Work to do -> The complete listing should be restated exactly.

Records from a collection of figures:
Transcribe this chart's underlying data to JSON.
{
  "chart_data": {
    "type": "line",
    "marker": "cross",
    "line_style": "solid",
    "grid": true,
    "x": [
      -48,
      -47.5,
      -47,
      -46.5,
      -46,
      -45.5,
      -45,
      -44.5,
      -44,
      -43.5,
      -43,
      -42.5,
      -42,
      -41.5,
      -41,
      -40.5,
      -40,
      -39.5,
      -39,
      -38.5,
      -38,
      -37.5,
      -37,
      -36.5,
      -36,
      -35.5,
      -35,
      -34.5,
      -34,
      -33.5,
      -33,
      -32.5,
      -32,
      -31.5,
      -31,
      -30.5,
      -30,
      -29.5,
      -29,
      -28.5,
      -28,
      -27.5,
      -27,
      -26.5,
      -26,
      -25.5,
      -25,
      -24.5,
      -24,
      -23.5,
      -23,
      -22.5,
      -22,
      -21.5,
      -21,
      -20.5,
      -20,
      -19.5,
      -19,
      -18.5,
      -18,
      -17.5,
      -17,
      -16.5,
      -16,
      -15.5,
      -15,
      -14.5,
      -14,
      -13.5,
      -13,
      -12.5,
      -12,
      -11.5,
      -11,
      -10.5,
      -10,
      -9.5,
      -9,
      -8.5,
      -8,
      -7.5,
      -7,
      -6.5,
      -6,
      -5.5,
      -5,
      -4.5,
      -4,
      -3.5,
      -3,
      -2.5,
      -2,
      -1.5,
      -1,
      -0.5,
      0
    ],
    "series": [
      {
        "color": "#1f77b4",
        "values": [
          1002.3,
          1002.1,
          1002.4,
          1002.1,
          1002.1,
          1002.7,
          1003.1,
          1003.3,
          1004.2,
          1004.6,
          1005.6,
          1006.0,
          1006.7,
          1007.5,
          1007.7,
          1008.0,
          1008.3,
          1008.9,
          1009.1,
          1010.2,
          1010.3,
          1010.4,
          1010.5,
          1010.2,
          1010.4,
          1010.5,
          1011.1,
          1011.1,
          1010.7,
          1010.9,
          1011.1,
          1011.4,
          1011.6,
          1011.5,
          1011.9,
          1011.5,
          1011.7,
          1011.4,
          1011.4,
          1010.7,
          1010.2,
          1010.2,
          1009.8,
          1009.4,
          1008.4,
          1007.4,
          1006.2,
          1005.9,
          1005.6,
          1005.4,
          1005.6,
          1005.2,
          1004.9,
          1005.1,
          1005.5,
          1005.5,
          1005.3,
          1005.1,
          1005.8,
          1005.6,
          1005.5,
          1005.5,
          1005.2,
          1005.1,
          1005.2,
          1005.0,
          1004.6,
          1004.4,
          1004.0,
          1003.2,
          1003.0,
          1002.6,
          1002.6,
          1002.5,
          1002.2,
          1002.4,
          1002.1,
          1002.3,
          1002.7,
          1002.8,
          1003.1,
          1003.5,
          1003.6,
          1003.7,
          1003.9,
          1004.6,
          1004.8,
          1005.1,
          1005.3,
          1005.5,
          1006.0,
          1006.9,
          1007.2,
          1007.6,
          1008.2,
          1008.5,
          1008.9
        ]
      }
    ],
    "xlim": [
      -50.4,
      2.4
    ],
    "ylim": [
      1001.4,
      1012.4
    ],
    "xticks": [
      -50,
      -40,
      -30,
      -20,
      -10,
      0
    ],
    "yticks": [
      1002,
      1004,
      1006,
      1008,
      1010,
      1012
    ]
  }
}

Correct answer ->
Transcribe this chart's underlying data to JSON.
{
  "chart_data": {
    "type": "line",
    "marker": "cross",
    "line_style": "solid",
    "grid": true,
    "x": [
      -48,
      -47.5,
      -47,
      -46.5,
      -46,
      -45.5,
      -45,
      -44.5,
      -44,
      -43.5,
      -43,
      -42.5,
      -42,
      -41.5,
      -41,
      -40.5,
      -40,
      -39.5,
      -39,
      -38.5,
      -38,
      -37.5,
      -37,
      -36.5,
      -36,
      -35.5,
      -35,
      -34.5,
      -34,
      -33.5,
      -33,
      -32.5,
      -32,
      -31.5,
      -31,
      -30.5,
      -30,
      -29.5,
      -29,
      -28.5,
      -28,
      -27.5,
      -27,
      -26.5,
      -26,
      -25.5,
      -25,
      -24.5,
      -24,
      -23.5,
      -23,
      -22.5,
      -22,
      -21.5,
      -21,
      -20.5,
      -20,
      -19.5,
      -19,
      -18.5,
      -18,
      -17.5,
      -17,
      -16.5,
      -16,
      -15.5,
      -15,
      -14.5,
      -14,
      -13.5,
      -13,
      -12.5,
      -12,
      -11.5,
      -11,
      -10.5,
      -10,
      -9.5,
      -9,
      -8.5,
      -8,
      -7.5,
      -7,
      -6.5,
      -6,
      -5.5,
      -5,
      -4.5,
      -4,
      -3.5,
      -3,
      -2.5,
      -2,
      -1.5,
      -1,
      -0.5,
      0
    ],
    "series": [
      {
        "color": "#1f77b4",
        "values": [
          1002.3,
          1002.1,
          1002.4,
          1002.1,
          1002.1,
          1002.7,
          1003.1,
          1003.3,
          1004.2,
          1004.6,
          1005.6,
          1006.0,
          1006.7,
          1007.5,
          1007.7,
          1008.0,
          1008.3,
          1008.9,
          1009.1,
          1010.2,
          1010.3,
          1010.4,
          1010.5,
          1010.2,
          1010.4,
          1010.5,
          1011.1,
          1011.1,
          1010.7,
          1010.9,
          1011.1,
          1011.4,
          1011.6,
          1011.5,
          1011.9,
          1011.5,
          1011.7,
          1011.4,
          1011.4,
          1010.7,
          1010.2,
          1010.2,
          1009.8,
          1009.4,
          1008.4,
          1007.4,
          1006.2,
          1005.9,
          1005.6,
          1005.4,
          1005.6,
          1005.2,
          1004.9,
          1005.1,
          1005.5,
          1005.5,
          1005.3,
          1005.1,
          1005.8,
          1005.6,
          1005.5,
          1005.5,
          1005.2,
          1005.1,
          1005.2,
          1005.0,
          1004.6,
          1004.4,
          1004.0,
          1003.2,
          1003.0,
          1002.6,
          1002.6,
          1002.5,
          1002.2,
          1002.4,
          1002.1,
          1002.3,
          1002.7,
          1002.8,
          1003.1,
          1003.5,
          1003.6,
          1003.7,
          1003.9,
          1004.6,
          1004.8,
          1005.1,
          1005.3,
          1005.5,
          1006.0,
          1006.9,
          1007.2,
          1007.6,
          1008.2,
          1008.5,
          1008.9
        ]
      }
    ],
    "xlim": [
      -50.4,
      2.4
    ],
    "ylim": [
      1001.4,
      1012.4
    ],
    "xticks": [
      -50,
      -40,
      -30,
      -20,
      -10,
      0
    ],
    "yticks": [
      1002,
      1004,
      1006,
      1008,
      1010,
      1012
    ]
  }
}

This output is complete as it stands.